Goal: From the listing below, extract every line in which the word "title" appears.

═══ Working data

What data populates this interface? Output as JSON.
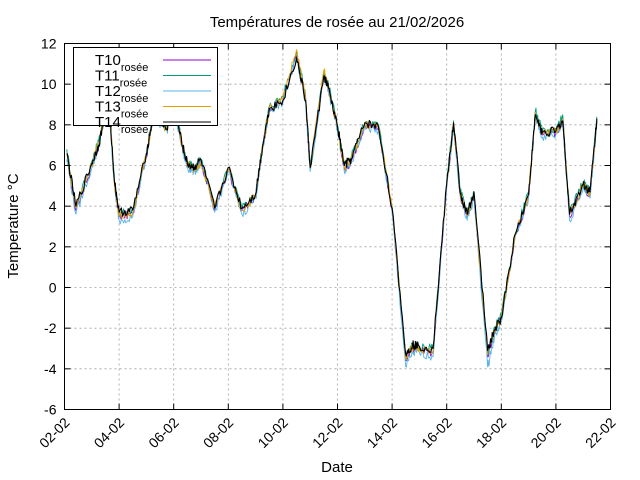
{
  "chart_data": {
    "type": "line",
    "title": "Températures de rosée au 21/02/2026",
    "xlabel": "Date",
    "ylabel": "Temperature °C",
    "ylim": [
      -6,
      12
    ],
    "yticks": [
      "-6",
      "-4",
      "-2",
      "0",
      "2",
      "4",
      "6",
      "8",
      "10",
      "12"
    ],
    "xlim": [
      "02-02",
      "22-02"
    ],
    "xticks": [
      "02-02",
      "04-02",
      "06-02",
      "08-02",
      "10-02",
      "12-02",
      "14-02",
      "16-02",
      "18-02",
      "20-02",
      "22-02"
    ],
    "grid": true,
    "legend_position": "top-left",
    "x": [
      "02-02",
      "02-10",
      "03-00",
      "03-06",
      "03-12",
      "03-16",
      "03-20",
      "04-00",
      "04-12",
      "05-00",
      "05-06",
      "05-18",
      "06-00",
      "06-08",
      "06-12",
      "06-18",
      "07-00",
      "07-12",
      "08-00",
      "08-12",
      "09-00",
      "09-06",
      "09-12",
      "10-00",
      "10-12",
      "10-20",
      "11-00",
      "11-12",
      "11-16",
      "12-00",
      "12-06",
      "12-12",
      "13-00",
      "13-12",
      "14-00",
      "14-12",
      "14-18",
      "15-00",
      "15-12",
      "16-00",
      "16-06",
      "16-12",
      "16-18",
      "17-00",
      "17-12",
      "17-18",
      "18-00",
      "18-12",
      "19-00",
      "19-06",
      "19-12",
      "20-00",
      "20-06",
      "20-12",
      "21-00",
      "21-06",
      "21-12"
    ],
    "series": [
      {
        "name": "T10",
        "sub": "rosée",
        "color": "#9400d3",
        "values": [
          6.5,
          3.8,
          6.0,
          7.0,
          8.5,
          8.2,
          5.0,
          3.5,
          3.6,
          6.5,
          8.5,
          7.8,
          9.0,
          6.8,
          6.0,
          5.8,
          6.2,
          3.8,
          5.8,
          3.8,
          4.5,
          6.8,
          8.8,
          9.2,
          11.4,
          9.2,
          5.8,
          10.5,
          9.8,
          7.8,
          5.8,
          6.2,
          8.0,
          7.8,
          3.8,
          -3.6,
          -3.0,
          -3.0,
          -3.2,
          5.0,
          8.0,
          4.5,
          3.5,
          4.5,
          -3.4,
          -2.2,
          -1.5,
          2.5,
          4.5,
          8.5,
          7.5,
          7.6,
          8.2,
          3.5,
          5.0,
          4.5,
          8.2
        ]
      },
      {
        "name": "T11",
        "sub": "rosée",
        "color": "#009e73",
        "values": [
          6.8,
          4.0,
          6.2,
          7.2,
          8.6,
          8.4,
          5.2,
          3.6,
          3.8,
          6.6,
          8.6,
          7.9,
          9.2,
          6.9,
          6.2,
          5.9,
          6.3,
          4.0,
          5.9,
          3.9,
          4.6,
          7.0,
          8.9,
          9.4,
          11.6,
          9.4,
          6.0,
          10.6,
          10.0,
          8.0,
          6.0,
          6.4,
          8.1,
          8.0,
          4.0,
          -3.4,
          -2.8,
          -2.9,
          -3.0,
          5.2,
          8.2,
          4.7,
          3.7,
          4.6,
          -3.2,
          -2.0,
          -1.4,
          2.6,
          4.7,
          8.7,
          7.7,
          7.8,
          8.5,
          3.8,
          5.2,
          4.7,
          8.4
        ]
      },
      {
        "name": "T12",
        "sub": "rosée",
        "color": "#56b4e9",
        "values": [
          6.3,
          3.6,
          5.9,
          6.9,
          8.4,
          8.1,
          4.9,
          3.3,
          3.5,
          6.4,
          8.4,
          7.7,
          8.9,
          6.7,
          5.9,
          5.7,
          6.1,
          3.7,
          5.7,
          3.6,
          4.4,
          6.7,
          8.7,
          9.1,
          11.3,
          9.1,
          5.7,
          10.4,
          9.7,
          7.7,
          5.7,
          6.1,
          7.9,
          7.7,
          3.7,
          -3.9,
          -3.2,
          -3.2,
          -3.4,
          4.9,
          7.9,
          4.4,
          3.3,
          4.4,
          -3.9,
          -2.4,
          -1.7,
          2.4,
          4.4,
          8.4,
          7.4,
          7.5,
          8.1,
          3.3,
          4.9,
          4.4,
          8.1
        ]
      },
      {
        "name": "T13",
        "sub": "rosée",
        "color": "#e69f00",
        "values": [
          6.6,
          3.9,
          6.1,
          7.1,
          8.7,
          8.3,
          5.1,
          3.5,
          3.7,
          6.5,
          8.5,
          7.8,
          9.1,
          6.8,
          6.1,
          5.8,
          6.2,
          3.9,
          5.8,
          3.8,
          4.5,
          6.9,
          8.8,
          9.3,
          11.7,
          9.3,
          5.9,
          10.7,
          9.9,
          7.9,
          5.9,
          6.3,
          8.0,
          7.9,
          3.9,
          -3.5,
          -2.9,
          -3.0,
          -3.1,
          5.1,
          8.1,
          4.6,
          3.6,
          4.5,
          -3.3,
          -2.1,
          -1.5,
          2.5,
          4.6,
          8.6,
          7.6,
          7.7,
          8.3,
          3.6,
          5.1,
          4.6,
          8.3
        ]
      },
      {
        "name": "T14",
        "sub": "rosée",
        "color": "#000000",
        "values": [
          6.6,
          4.0,
          6.1,
          7.0,
          8.6,
          8.3,
          5.2,
          3.7,
          3.8,
          6.6,
          8.5,
          7.8,
          9.0,
          6.9,
          6.1,
          5.9,
          6.3,
          3.9,
          5.9,
          3.9,
          4.6,
          6.9,
          8.8,
          9.2,
          11.3,
          9.2,
          5.9,
          10.4,
          9.8,
          7.9,
          6.0,
          6.3,
          8.1,
          7.9,
          3.9,
          -3.3,
          -2.8,
          -2.9,
          -3.0,
          5.1,
          8.1,
          4.6,
          3.6,
          4.7,
          -3.1,
          -2.1,
          -1.5,
          2.6,
          4.6,
          8.5,
          7.6,
          7.7,
          8.2,
          3.6,
          5.1,
          4.7,
          8.3
        ]
      }
    ]
  }
}
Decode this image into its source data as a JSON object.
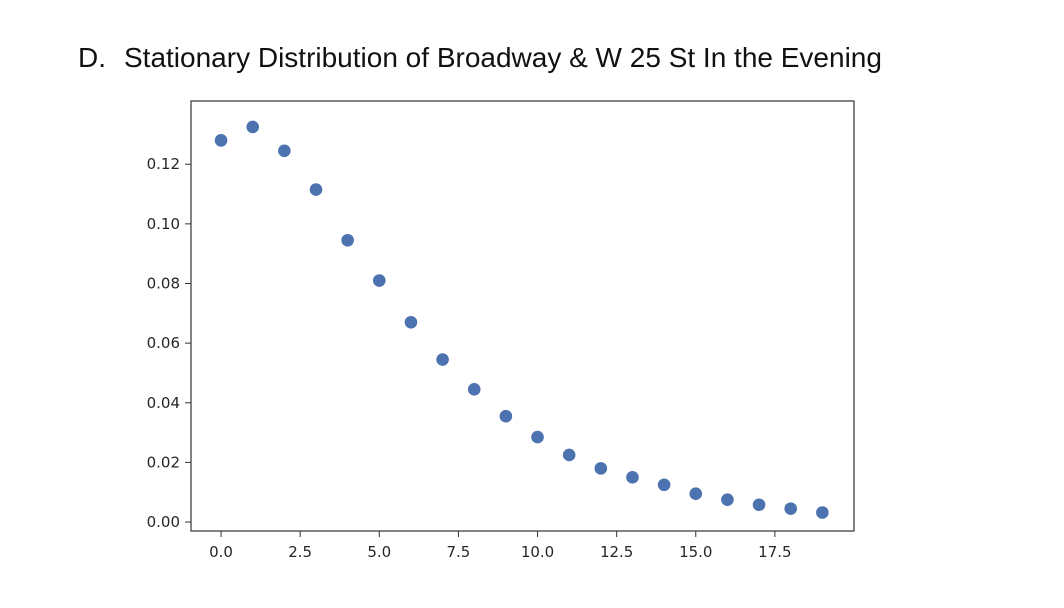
{
  "heading": {
    "marker": "D.",
    "text": "Stationary Distribution of Broadway & W 25 St In the Evening"
  },
  "chart_data": {
    "type": "scatter",
    "title": "",
    "xlabel": "",
    "ylabel": "",
    "x": [
      0,
      1,
      2,
      3,
      4,
      5,
      6,
      7,
      8,
      9,
      10,
      11,
      12,
      13,
      14,
      15,
      16,
      17,
      18,
      19
    ],
    "y": [
      0.128,
      0.1325,
      0.1245,
      0.1115,
      0.0945,
      0.081,
      0.067,
      0.0545,
      0.0445,
      0.0355,
      0.0285,
      0.0225,
      0.018,
      0.015,
      0.0125,
      0.0095,
      0.0075,
      0.0058,
      0.0045,
      0.0032
    ],
    "xlim": [
      -0.95,
      20.0
    ],
    "ylim": [
      -0.003,
      0.1412
    ],
    "xticks": [
      0.0,
      2.5,
      5.0,
      7.5,
      10.0,
      12.5,
      15.0,
      17.5
    ],
    "xtick_labels": [
      "0.0",
      "2.5",
      "5.0",
      "7.5",
      "10.0",
      "12.5",
      "15.0",
      "17.5"
    ],
    "yticks": [
      0.0,
      0.02,
      0.04,
      0.06,
      0.08,
      0.1,
      0.12
    ],
    "ytick_labels": [
      "0.00",
      "0.02",
      "0.04",
      "0.06",
      "0.08",
      "0.10",
      "0.12"
    ],
    "grid": false,
    "marker_color": "#4c72b0"
  }
}
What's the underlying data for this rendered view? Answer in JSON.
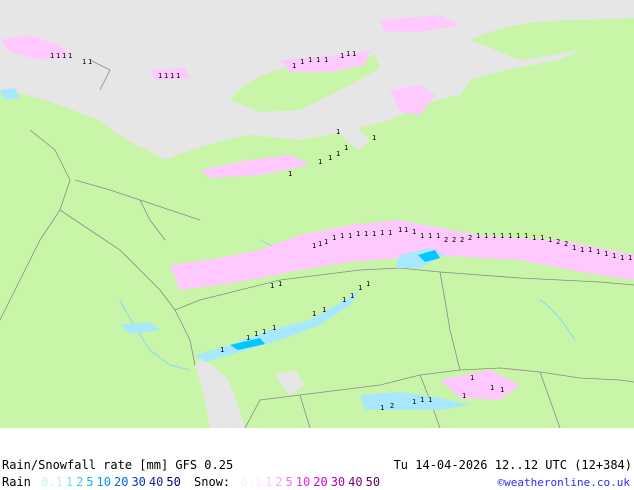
{
  "map": {
    "colors": {
      "sea": "#e6e6e6",
      "land": "#c8f5a8",
      "border": "#8a8a8a",
      "rain_light": "#a8e8ff",
      "rain_med": "#00c8ff",
      "snow_light": "#ffc8ff",
      "snow_med": "#f0a0f0"
    },
    "precip_marker_glyph": "1",
    "precip_marker_glyph_2": "2"
  },
  "footer": {
    "title": "Rain/Snowfall rate [mm] GFS 0.25",
    "datetime": "Tu 14-04-2026 12..12 UTC (12+384)",
    "rain_label": "Rain",
    "snow_label": "Snow:",
    "rain_scale": [
      {
        "v": "0.1",
        "c": "#c8f0ff"
      },
      {
        "v": "1",
        "c": "#7ad8ff"
      },
      {
        "v": "2",
        "c": "#40c8ff"
      },
      {
        "v": "5",
        "c": "#00b4ff"
      },
      {
        "v": "10",
        "c": "#0096ff"
      },
      {
        "v": "20",
        "c": "#0064dc"
      },
      {
        "v": "30",
        "c": "#003cb4"
      },
      {
        "v": "40",
        "c": "#1e1e96"
      },
      {
        "v": "50",
        "c": "#000078"
      }
    ],
    "snow_scale": [
      {
        "v": "0.1",
        "c": "#ffe6ff"
      },
      {
        "v": "1",
        "c": "#ffc8ff"
      },
      {
        "v": "2",
        "c": "#ffa0ff"
      },
      {
        "v": "5",
        "c": "#ff64ff"
      },
      {
        "v": "10",
        "c": "#f028f0"
      },
      {
        "v": "20",
        "c": "#d200d2"
      },
      {
        "v": "30",
        "c": "#aa00aa"
      },
      {
        "v": "40",
        "c": "#820082"
      },
      {
        "v": "50",
        "c": "#5a005a"
      }
    ],
    "credit": "©weatheronline.co.uk"
  }
}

══════

Full output:
    "title": "Températures de rosée au 21/02/2026",
    "title": "",
    "title": "Rain/Snowfall rate [mm] GFS 0.25",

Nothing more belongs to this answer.